TASK STATEMENT
The answer should consist of all the records, written out word for word.

RECORDS PROVIDED

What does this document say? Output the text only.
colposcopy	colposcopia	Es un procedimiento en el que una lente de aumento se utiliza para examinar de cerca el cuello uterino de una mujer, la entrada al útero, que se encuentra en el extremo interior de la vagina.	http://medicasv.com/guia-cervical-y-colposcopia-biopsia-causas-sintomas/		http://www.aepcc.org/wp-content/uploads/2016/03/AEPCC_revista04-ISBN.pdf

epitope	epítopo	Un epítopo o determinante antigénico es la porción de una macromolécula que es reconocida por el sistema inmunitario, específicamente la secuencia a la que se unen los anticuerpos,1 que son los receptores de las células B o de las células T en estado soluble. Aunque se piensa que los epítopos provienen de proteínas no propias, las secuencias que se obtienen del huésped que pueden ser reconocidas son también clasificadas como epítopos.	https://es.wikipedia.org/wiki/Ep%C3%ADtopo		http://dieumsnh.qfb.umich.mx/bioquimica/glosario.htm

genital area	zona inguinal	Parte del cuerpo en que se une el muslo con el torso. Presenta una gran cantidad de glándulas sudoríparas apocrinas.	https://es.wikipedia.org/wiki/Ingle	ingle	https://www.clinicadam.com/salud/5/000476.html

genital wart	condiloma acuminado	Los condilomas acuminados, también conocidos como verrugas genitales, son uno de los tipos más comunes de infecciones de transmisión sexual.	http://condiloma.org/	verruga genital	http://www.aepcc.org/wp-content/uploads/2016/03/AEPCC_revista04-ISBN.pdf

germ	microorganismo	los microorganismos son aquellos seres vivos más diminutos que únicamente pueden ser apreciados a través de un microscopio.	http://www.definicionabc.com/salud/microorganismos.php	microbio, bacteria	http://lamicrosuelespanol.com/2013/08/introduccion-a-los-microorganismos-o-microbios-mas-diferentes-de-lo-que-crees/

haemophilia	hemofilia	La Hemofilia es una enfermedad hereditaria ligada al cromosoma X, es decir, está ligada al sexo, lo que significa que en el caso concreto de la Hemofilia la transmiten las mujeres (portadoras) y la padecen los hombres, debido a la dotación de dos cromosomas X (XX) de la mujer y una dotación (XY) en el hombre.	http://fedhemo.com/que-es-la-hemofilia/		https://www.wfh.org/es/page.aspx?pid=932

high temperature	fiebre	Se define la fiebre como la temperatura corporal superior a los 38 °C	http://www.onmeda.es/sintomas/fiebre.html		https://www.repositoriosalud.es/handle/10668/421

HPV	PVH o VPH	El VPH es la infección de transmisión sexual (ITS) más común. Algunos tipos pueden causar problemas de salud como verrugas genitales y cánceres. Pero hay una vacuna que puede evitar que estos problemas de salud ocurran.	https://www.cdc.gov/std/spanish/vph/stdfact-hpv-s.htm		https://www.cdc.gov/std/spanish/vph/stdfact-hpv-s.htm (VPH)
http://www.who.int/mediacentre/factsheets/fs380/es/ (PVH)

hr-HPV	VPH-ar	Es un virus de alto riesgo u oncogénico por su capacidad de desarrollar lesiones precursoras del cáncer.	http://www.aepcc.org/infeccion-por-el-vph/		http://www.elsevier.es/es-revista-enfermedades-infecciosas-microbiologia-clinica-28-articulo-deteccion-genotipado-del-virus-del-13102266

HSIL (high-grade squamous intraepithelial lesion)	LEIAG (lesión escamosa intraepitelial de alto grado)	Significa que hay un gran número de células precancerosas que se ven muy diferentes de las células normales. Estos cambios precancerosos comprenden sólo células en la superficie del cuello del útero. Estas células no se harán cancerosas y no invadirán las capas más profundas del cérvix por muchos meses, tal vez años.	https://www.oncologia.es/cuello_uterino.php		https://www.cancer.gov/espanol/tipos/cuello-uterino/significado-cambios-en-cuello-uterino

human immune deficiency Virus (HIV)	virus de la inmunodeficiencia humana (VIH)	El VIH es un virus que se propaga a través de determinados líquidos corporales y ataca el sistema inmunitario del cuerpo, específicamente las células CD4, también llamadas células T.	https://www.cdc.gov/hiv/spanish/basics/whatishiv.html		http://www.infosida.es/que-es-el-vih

WRITTEN SOLUTION
What does this document say? Output the text only.
colposcopy	colposcopia	Es un procedimiento en el que una lente de aumento se utiliza para examinar de cerca el cuello uterino de una mujer, la entrada al útero, que se encuentra en el extremo interior de la vagina.	http://medicasv.com/guia-cervical-y-colposcopia-biopsia-causas-sintomas/		http://www.aepcc.org/wp-content/uploads/2016/03/AEPCC_revista04-ISBN.pdf

epitope	epítopo	Un epítopo o determinante antigénico es la porción de una macromolécula que es reconocida por el sistema inmunitario, específicamente la secuencia a la que se unen los anticuerpos,1 que son los receptores de las células B o de las células T en estado soluble. Aunque se piensa que los epítopos provienen de proteínas no propias, las secuencias que se obtienen del huésped que pueden ser reconocidas son también clasificadas como epítopos.	https://es.wikipedia.org/wiki/Ep%C3%ADtopo		http://dieumsnh.qfb.umich.mx/bioquimica/glosario.htm

genital area	zona inguinal	Parte del cuerpo en que se une el muslo con el torso. Presenta una gran cantidad de glándulas sudoríparas apocrinas.	https://es.wikipedia.org/wiki/Ingle	ingle	https://www.clinicadam.com/salud/5/000476.html

genital wart	condiloma acuminado	Los condilomas acuminados, también conocidos como verrugas genitales, son uno de los tipos más comunes de infecciones de transmisión sexual.	http://condiloma.org/	verruga genital	http://www.aepcc.org/wp-content/uploads/2016/03/AEPCC_revista04-ISBN.pdf

germ	microorganismo	los microorganismos son aquellos seres vivos más diminutos que únicamente pueden ser apreciados a través de un microscopio.	http://www.definicionabc.com/salud/microorganismos.php	microbio, bacteria	http://lamicrosuelespanol.com/2013/08/introduccion-a-los-microorganismos-o-microbios-mas-diferentes-de-lo-que-crees/

haemophilia	hemofilia	La Hemofilia es una enfermedad hereditaria ligada al cromosoma X, es decir, está ligada al sexo, lo que significa que en el caso concreto de la Hemofilia la transmiten las mujeres (portadoras) y la padecen los hombres, debido a la dotación de dos cromosomas X (XX) de la mujer y una dotación (XY) en el hombre.	http://fedhemo.com/que-es-la-hemofilia/		https://www.wfh.org/es/page.aspx?pid=932

high temperature	fiebre	Se define la fiebre como la temperatura corporal superior a los 38 °C	http://www.onmeda.es/sintomas/fiebre.html		https://www.repositoriosalud.es/handle/10668/421

HPV	PVH o VPH	El VPH es la infección de transmisión sexual (ITS) más común. Algunos tipos pueden causar problemas de salud como verrugas genitales y cánceres. Pero hay una vacuna que puede evitar que estos problemas de salud ocurran.	https://www.cdc.gov/std/spanish/vph/stdfact-hpv-s.htm		https://www.cdc.gov/std/spanish/vph/stdfact-hpv-s.htm (VPH)
http://www.who.int/mediacentre/factsheets/fs380/es/ (PVH)

hr-HPV	VPH-ar	Es un virus de alto riesgo u oncogénico por su capacidad de desarrollar lesiones precursoras del cáncer.	http://www.aepcc.org/infeccion-por-el-vph/		http://www.elsevier.es/es-revista-enfermedades-infecciosas-microbiologia-clinica-28-articulo-deteccion-genotipado-del-virus-del-13102266

HSIL (high-grade squamous intraepithelial lesion)	LEIAG (lesión escamosa intraepitelial de alto grado)	Significa que hay un gran número de células precancerosas que se ven muy diferentes de las células normales. Estos cambios precancerosos comprenden sólo células en la superficie del cuello del útero. Estas células no se harán cancerosas y no invadirán las capas más profundas del cérvix por muchos meses, tal vez años.	https://www.oncologia.es/cuello_uterino.php		https://www.cancer.gov/espanol/tipos/cuello-uterino/significado-cambios-en-cuello-uterino

human immune deficiency Virus (HIV)	virus de la inmunodeficiencia humana (VIH)	El VIH es un virus que se propaga a través de determinados líquidos corporales y ataca el sistema inmunitario del cuerpo, específicamente las células CD4, también llamadas células T.	https://www.cdc.gov/hiv/spanish/basics/whatishiv.html		http://www.infosida.es/que-es-el-vih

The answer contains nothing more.